**Stated exercise**. Find every line with the word "image". Copy those lines.

**Part of a data file**.
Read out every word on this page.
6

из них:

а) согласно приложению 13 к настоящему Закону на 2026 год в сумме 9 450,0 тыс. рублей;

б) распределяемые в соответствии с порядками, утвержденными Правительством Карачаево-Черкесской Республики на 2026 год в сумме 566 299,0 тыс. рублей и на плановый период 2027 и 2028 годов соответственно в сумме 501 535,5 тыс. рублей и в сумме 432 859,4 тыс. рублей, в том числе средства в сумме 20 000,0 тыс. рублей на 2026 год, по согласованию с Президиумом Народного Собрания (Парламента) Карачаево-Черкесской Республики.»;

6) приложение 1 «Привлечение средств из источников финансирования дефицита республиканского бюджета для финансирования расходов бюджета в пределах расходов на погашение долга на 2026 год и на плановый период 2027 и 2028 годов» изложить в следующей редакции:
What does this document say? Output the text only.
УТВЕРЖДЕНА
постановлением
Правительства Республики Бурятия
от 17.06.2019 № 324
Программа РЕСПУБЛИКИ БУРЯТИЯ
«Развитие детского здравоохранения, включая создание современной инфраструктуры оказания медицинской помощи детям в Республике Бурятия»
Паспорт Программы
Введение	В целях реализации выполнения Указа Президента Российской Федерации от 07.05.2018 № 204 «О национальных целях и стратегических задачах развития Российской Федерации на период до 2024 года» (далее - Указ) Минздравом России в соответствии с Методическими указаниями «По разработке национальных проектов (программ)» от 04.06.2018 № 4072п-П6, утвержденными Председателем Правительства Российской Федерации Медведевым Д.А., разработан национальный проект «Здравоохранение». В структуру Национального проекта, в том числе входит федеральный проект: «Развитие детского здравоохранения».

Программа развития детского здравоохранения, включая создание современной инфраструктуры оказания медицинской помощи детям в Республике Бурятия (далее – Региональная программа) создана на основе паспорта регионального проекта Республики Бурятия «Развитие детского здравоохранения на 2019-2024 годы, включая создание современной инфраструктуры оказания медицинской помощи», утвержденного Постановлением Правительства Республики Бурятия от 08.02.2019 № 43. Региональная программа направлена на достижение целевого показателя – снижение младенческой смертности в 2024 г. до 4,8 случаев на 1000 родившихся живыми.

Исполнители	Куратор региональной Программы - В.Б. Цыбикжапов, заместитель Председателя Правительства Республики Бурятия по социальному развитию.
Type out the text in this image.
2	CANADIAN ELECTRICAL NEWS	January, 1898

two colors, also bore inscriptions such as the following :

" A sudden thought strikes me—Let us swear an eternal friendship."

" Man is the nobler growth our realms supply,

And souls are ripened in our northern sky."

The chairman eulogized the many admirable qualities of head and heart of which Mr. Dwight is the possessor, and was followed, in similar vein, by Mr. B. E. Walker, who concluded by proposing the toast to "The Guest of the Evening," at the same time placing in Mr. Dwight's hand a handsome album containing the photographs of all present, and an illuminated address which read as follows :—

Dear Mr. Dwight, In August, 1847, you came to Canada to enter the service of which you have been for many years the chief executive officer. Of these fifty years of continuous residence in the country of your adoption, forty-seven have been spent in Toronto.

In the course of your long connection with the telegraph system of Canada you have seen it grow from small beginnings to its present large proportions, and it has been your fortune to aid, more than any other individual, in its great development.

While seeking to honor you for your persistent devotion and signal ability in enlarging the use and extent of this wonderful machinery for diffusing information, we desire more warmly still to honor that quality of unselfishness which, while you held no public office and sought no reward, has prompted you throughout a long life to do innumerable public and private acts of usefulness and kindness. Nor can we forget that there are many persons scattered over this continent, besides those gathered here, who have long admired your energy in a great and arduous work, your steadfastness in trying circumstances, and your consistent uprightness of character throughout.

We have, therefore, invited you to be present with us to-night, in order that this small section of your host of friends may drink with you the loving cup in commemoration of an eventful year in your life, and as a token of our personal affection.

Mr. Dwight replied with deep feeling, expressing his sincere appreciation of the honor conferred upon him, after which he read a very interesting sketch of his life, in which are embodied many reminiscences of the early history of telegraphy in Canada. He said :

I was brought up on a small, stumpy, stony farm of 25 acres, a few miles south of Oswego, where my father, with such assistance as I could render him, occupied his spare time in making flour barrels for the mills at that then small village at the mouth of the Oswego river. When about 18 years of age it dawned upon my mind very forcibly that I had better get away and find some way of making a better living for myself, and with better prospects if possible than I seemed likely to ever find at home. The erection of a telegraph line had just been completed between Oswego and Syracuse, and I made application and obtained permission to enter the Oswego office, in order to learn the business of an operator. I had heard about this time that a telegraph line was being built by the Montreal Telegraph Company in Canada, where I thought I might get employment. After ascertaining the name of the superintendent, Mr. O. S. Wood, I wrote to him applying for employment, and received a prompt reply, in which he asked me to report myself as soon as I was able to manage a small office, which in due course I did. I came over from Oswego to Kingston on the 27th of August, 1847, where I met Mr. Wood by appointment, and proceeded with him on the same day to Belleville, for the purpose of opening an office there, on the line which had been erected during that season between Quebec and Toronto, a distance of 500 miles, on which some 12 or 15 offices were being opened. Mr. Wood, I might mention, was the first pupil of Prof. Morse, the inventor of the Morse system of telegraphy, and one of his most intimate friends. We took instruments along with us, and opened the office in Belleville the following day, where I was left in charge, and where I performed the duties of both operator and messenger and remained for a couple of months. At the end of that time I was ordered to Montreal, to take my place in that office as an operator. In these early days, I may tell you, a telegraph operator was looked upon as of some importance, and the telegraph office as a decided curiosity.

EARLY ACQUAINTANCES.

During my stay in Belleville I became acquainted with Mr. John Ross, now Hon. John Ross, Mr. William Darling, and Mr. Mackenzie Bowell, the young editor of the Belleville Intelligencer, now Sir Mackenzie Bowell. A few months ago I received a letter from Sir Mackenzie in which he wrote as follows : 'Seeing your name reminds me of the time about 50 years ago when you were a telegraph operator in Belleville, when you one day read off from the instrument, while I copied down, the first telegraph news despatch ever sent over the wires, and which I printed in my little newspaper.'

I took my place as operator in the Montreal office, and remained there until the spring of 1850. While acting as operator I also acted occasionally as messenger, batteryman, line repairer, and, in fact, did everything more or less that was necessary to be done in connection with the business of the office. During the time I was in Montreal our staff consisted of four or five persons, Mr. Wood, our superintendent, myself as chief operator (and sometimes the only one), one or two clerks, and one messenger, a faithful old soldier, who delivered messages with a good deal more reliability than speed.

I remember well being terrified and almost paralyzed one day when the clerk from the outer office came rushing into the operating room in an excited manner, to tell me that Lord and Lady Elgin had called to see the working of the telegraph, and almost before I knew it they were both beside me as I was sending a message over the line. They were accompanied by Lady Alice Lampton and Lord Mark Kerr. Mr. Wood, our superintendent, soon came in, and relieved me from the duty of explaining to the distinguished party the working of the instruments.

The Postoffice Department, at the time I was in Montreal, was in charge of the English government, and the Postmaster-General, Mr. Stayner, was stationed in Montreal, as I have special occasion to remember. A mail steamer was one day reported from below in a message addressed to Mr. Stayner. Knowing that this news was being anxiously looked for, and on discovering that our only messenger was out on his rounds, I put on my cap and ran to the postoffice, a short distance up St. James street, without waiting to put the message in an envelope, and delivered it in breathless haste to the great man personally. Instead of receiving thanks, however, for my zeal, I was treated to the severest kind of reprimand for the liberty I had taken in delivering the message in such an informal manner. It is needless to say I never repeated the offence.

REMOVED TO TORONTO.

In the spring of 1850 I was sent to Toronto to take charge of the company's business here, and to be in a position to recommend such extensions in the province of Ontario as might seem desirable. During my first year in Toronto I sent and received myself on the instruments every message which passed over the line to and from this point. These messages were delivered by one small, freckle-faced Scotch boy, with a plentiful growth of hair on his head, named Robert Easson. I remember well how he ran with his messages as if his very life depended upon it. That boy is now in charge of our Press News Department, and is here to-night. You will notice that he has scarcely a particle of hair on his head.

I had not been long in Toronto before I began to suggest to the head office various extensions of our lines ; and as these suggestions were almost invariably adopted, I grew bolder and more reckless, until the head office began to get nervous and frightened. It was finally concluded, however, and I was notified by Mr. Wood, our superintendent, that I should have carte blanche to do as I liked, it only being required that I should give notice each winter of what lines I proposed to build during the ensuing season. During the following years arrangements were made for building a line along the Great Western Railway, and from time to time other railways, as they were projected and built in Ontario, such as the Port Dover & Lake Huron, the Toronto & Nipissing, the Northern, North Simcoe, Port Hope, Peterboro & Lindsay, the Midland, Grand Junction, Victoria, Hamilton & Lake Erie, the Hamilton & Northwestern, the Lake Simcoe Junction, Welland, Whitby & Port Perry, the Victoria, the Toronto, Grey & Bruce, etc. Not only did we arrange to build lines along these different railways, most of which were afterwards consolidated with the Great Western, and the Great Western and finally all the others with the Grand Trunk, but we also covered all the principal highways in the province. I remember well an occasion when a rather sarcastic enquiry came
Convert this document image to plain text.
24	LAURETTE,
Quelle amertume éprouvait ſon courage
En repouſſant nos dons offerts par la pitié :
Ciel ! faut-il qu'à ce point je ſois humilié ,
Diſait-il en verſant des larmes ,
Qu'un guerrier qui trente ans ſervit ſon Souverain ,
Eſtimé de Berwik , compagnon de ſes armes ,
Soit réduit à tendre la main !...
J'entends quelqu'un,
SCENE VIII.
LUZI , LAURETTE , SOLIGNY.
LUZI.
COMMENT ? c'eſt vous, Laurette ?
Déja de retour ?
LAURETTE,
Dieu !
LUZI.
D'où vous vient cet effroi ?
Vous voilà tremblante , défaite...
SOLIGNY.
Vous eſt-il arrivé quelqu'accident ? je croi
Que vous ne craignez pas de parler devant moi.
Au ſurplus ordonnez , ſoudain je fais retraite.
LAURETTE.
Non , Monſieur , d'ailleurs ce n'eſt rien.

**The output**.
Type out the text in this image.
Convert this document image to plain text.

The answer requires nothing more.